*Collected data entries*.

━━━━━━━━━━━━━━━━━━━━

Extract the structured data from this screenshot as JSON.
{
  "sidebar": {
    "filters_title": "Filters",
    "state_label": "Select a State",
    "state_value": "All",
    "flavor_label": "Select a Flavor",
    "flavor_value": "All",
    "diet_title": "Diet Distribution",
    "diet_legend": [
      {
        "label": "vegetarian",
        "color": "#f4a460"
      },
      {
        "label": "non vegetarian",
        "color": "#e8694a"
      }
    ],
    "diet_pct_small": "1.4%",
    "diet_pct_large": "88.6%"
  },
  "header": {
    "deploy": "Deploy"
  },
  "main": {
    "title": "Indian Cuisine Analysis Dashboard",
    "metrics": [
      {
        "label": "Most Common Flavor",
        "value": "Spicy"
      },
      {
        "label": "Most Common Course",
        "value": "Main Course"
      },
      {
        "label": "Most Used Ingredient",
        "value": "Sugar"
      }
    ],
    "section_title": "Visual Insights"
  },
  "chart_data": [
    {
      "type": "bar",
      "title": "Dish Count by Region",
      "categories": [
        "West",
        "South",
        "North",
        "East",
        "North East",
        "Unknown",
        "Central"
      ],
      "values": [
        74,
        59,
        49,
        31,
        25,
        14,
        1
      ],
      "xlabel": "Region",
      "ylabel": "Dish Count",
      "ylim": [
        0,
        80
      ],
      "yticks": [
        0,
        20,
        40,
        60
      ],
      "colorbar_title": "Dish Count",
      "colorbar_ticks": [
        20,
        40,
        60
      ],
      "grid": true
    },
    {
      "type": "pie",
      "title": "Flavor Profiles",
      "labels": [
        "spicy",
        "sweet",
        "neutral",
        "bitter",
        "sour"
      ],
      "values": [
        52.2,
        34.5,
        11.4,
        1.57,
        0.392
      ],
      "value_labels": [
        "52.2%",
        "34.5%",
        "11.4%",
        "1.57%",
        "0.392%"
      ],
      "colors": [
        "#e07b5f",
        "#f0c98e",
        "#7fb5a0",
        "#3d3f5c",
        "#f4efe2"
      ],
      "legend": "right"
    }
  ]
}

━━━━━━━━━━━━━━━━━━━━

*YOUR GOAL*. Give back each line above precisely as it stands.

*CORRECT RESPONSE*.
Extract the structured data from this screenshot as JSON.
{
  "sidebar": {
    "filters_title": "Filters",
    "state_label": "Select a State",
    "state_value": "All",
    "flavor_label": "Select a Flavor",
    "flavor_value": "All",
    "diet_title": "Diet Distribution",
    "diet_legend": [
      {
        "label": "vegetarian",
        "color": "#f4a460"
      },
      {
        "label": "non vegetarian",
        "color": "#e8694a"
      }
    ],
    "diet_pct_small": "1.4%",
    "diet_pct_large": "88.6%"
  },
  "header": {
    "deploy": "Deploy"
  },
  "main": {
    "title": "Indian Cuisine Analysis Dashboard",
    "metrics": [
      {
        "label": "Most Common Flavor",
        "value": "Spicy"
      },
      {
        "label": "Most Common Course",
        "value": "Main Course"
      },
      {
        "label": "Most Used Ingredient",
        "value": "Sugar"
      }
    ],
    "section_title": "Visual Insights"
  },
  "chart_data": [
    {
      "type": "bar",
      "title": "Dish Count by Region",
      "categories": [
        "West",
        "South",
        "North",
        "East",
        "North East",
        "Unknown",
        "Central"
      ],
      "values": [
        74,
        59,
        49,
        31,
        25,
        14,
        1
      ],
      "xlabel": "Region",
      "ylabel": "Dish Count",
      "ylim": [
        0,
        80
      ],
      "yticks": [
        0,
        20,
        40,
        60
      ],
      "colorbar_title": "Dish Count",
      "colorbar_ticks": [
        20,
        40,
        60
      ],
      "grid": true
    },
    {
      "type": "pie",
      "title": "Flavor Profiles",
      "labels": [
        "spicy",
        "sweet",
        "neutral",
        "bitter",
        "sour"
      ],
      "values": [
        52.2,
        34.5,
        11.4,
        1.57,
        0.392
      ],
      "value_labels": [
        "52.2%",
        "34.5%",
        "11.4%",
        "1.57%",
        "0.392%"
      ],
      "colors": [
        "#e07b5f",
        "#f0c98e",
        "#7fb5a0",
        "#3d3f5c",
        "#f4efe2"
      ],
      "legend": "right"
    }
  ]
}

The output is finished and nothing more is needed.